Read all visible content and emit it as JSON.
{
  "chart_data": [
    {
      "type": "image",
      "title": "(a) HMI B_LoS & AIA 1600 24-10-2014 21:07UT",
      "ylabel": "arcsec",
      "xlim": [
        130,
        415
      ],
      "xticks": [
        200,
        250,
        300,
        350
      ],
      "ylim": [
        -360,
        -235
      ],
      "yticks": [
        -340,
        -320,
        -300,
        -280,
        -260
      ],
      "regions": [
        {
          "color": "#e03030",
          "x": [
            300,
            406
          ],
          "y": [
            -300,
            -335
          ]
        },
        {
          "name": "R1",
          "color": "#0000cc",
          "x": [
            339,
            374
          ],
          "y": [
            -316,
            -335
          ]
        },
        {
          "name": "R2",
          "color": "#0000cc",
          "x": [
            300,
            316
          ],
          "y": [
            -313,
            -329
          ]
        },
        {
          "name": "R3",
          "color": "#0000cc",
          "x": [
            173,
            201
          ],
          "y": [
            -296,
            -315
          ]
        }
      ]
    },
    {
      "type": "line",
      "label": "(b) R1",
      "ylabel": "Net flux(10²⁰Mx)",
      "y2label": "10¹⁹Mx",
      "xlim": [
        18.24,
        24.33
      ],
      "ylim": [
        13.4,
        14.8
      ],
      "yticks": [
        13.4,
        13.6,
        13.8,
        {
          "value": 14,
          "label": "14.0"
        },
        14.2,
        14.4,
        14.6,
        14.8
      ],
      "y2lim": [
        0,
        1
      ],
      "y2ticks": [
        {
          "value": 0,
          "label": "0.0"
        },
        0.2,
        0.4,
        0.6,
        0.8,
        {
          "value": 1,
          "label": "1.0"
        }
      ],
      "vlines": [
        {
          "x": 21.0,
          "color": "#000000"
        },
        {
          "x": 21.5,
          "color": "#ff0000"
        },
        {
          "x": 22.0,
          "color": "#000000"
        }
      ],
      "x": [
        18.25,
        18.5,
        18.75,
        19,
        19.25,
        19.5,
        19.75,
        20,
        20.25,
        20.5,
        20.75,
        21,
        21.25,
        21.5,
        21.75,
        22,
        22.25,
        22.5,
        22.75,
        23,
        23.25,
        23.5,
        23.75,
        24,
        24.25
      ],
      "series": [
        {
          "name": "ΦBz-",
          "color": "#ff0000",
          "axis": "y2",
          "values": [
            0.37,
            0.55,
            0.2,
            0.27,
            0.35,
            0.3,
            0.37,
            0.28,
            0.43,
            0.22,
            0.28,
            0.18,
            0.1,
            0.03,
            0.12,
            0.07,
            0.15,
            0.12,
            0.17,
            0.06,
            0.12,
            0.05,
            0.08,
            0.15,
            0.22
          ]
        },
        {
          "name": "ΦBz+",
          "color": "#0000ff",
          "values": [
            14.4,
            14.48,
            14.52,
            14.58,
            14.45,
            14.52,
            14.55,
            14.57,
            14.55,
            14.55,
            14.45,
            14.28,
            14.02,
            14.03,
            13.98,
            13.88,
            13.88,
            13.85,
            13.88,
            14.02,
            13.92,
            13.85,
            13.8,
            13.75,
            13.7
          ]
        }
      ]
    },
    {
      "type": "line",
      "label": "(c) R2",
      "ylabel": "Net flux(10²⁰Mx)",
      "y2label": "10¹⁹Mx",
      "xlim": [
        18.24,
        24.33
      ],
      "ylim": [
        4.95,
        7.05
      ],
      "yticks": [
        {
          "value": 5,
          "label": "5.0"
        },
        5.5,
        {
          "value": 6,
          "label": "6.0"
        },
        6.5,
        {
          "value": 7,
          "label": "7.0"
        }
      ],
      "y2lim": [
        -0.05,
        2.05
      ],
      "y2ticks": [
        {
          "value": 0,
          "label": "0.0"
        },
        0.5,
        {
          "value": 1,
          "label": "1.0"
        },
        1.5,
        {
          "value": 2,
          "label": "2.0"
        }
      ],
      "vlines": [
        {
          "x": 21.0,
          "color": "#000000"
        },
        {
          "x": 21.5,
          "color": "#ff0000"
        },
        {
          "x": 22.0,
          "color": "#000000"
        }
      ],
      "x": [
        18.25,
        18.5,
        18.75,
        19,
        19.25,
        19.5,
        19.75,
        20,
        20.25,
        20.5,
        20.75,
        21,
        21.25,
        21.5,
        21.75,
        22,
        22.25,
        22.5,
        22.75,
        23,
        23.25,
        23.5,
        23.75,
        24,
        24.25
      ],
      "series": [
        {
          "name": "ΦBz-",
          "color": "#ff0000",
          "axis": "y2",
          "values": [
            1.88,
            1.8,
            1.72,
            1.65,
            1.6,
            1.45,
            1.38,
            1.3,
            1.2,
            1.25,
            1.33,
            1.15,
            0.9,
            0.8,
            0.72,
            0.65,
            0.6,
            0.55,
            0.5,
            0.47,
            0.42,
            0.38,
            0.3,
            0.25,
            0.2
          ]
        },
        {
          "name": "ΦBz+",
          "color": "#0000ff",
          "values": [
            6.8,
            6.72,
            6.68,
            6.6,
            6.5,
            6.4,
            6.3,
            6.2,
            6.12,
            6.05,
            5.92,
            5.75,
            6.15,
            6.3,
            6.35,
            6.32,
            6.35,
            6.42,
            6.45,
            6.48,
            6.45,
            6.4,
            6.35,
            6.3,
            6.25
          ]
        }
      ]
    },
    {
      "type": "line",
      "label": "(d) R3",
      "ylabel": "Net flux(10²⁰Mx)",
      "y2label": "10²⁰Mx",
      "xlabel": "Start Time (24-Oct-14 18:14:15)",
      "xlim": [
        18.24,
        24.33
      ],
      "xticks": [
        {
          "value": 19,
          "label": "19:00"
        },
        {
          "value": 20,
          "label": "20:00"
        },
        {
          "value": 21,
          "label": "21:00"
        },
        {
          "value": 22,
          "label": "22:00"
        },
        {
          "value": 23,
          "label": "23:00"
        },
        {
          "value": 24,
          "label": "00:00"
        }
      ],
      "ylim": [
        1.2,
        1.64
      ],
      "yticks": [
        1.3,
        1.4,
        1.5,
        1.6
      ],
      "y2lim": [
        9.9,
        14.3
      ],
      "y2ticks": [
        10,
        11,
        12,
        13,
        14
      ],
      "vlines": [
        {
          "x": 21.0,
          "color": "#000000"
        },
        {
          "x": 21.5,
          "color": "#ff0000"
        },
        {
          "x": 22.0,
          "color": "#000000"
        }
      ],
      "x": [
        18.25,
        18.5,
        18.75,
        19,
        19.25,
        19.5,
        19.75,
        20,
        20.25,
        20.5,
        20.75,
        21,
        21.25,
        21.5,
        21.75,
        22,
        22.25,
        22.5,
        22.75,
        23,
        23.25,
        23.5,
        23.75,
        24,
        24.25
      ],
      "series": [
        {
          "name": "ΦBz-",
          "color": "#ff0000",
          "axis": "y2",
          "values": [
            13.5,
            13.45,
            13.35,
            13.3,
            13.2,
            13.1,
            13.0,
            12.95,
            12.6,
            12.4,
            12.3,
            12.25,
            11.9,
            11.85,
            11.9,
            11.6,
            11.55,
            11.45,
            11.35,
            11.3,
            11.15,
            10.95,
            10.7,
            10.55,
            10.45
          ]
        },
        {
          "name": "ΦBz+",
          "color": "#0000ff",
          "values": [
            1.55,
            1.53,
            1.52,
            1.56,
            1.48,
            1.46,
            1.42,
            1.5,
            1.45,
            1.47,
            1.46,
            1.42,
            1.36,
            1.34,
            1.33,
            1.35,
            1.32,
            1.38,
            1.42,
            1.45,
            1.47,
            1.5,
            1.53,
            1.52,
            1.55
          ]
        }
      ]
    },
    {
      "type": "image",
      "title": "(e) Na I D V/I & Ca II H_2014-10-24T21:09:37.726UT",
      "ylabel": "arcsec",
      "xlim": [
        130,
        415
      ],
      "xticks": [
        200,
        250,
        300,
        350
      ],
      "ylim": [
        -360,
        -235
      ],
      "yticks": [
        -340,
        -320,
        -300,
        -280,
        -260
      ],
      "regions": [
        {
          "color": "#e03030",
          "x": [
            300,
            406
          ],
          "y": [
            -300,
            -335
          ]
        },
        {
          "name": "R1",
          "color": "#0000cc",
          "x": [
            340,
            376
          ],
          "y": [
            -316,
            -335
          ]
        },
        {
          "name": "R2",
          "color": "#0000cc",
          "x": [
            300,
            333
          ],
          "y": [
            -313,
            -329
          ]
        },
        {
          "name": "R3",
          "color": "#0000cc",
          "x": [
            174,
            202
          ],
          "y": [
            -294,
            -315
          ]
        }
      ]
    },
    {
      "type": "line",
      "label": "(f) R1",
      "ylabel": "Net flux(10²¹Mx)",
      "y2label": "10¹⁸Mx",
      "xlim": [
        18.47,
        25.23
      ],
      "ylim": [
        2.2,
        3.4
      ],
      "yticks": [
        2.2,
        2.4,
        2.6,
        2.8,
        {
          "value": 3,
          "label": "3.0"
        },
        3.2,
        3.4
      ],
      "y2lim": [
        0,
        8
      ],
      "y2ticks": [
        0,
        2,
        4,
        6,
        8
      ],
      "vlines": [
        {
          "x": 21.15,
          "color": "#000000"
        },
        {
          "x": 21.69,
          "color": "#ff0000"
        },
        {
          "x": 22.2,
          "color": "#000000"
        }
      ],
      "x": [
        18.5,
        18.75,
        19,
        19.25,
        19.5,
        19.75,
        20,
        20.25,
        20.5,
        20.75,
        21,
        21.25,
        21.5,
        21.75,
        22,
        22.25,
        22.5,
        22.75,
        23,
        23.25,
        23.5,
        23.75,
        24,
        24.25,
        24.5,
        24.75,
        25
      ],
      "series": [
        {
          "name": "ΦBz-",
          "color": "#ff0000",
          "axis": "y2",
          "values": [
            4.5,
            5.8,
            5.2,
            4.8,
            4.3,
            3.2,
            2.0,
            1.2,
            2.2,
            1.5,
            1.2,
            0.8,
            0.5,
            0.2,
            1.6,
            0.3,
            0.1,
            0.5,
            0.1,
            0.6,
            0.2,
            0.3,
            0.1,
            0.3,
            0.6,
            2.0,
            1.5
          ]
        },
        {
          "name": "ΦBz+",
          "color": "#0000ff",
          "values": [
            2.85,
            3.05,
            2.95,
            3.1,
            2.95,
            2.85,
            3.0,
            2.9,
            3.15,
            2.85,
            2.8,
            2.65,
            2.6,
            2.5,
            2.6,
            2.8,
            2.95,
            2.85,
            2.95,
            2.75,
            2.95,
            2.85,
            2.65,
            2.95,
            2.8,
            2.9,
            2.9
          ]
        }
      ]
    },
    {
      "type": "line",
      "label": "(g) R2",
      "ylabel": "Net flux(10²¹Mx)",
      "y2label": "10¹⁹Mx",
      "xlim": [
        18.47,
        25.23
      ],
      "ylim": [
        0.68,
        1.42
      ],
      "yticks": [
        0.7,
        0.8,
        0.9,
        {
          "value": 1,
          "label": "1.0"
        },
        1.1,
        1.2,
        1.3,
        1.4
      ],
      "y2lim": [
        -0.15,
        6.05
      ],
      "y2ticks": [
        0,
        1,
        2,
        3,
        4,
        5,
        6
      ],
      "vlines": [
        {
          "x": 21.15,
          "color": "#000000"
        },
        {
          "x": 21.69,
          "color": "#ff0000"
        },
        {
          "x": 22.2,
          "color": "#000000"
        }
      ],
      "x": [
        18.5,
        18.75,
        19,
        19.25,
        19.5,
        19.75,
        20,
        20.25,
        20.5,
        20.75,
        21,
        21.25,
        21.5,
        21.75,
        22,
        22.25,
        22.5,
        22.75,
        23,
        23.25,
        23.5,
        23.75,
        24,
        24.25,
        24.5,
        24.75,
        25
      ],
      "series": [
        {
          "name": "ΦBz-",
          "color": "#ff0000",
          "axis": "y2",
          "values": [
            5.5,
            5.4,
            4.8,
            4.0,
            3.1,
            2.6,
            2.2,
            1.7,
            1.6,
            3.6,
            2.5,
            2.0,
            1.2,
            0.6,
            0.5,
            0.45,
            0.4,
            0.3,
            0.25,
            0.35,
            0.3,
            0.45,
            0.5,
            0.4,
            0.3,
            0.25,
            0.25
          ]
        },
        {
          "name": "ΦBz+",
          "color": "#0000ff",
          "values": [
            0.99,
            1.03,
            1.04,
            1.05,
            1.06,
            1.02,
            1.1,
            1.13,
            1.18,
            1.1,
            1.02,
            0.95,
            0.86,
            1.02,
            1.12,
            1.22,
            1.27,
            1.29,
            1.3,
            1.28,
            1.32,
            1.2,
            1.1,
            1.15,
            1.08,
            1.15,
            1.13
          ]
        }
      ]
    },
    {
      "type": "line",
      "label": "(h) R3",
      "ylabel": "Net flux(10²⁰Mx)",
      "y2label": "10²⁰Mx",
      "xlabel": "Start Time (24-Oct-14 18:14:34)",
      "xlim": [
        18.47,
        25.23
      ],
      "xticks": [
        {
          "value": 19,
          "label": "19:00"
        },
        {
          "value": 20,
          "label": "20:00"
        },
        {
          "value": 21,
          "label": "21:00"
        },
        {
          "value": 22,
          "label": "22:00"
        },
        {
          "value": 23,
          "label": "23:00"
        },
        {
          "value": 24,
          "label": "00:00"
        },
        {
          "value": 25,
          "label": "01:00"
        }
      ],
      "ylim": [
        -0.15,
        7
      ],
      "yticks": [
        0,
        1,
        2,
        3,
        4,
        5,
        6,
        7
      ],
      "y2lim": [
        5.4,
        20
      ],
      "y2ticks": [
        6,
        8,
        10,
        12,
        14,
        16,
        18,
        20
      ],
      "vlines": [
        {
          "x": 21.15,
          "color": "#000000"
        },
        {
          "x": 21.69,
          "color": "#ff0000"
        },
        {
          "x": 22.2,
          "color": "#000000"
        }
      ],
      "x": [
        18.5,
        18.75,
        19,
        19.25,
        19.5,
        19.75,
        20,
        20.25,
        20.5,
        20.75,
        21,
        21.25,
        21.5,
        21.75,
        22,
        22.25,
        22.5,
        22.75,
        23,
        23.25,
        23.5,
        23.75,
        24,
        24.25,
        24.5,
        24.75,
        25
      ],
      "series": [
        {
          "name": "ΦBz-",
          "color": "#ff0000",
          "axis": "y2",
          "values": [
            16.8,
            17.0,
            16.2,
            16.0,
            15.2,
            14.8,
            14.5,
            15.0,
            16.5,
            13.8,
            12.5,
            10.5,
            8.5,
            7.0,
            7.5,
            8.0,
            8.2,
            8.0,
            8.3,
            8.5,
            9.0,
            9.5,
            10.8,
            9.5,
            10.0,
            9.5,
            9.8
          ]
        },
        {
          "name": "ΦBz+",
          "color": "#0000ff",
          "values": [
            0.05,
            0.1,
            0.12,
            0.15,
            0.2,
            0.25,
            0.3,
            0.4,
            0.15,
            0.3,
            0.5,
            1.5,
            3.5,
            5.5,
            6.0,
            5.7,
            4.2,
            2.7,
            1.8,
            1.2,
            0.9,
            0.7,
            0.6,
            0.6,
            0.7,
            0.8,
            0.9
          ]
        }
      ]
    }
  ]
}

════════════════════

# THE EXERCISE:
Only a number is expected here: the count of lines in the listing that hold the string "Start".

# RESPONSE:
2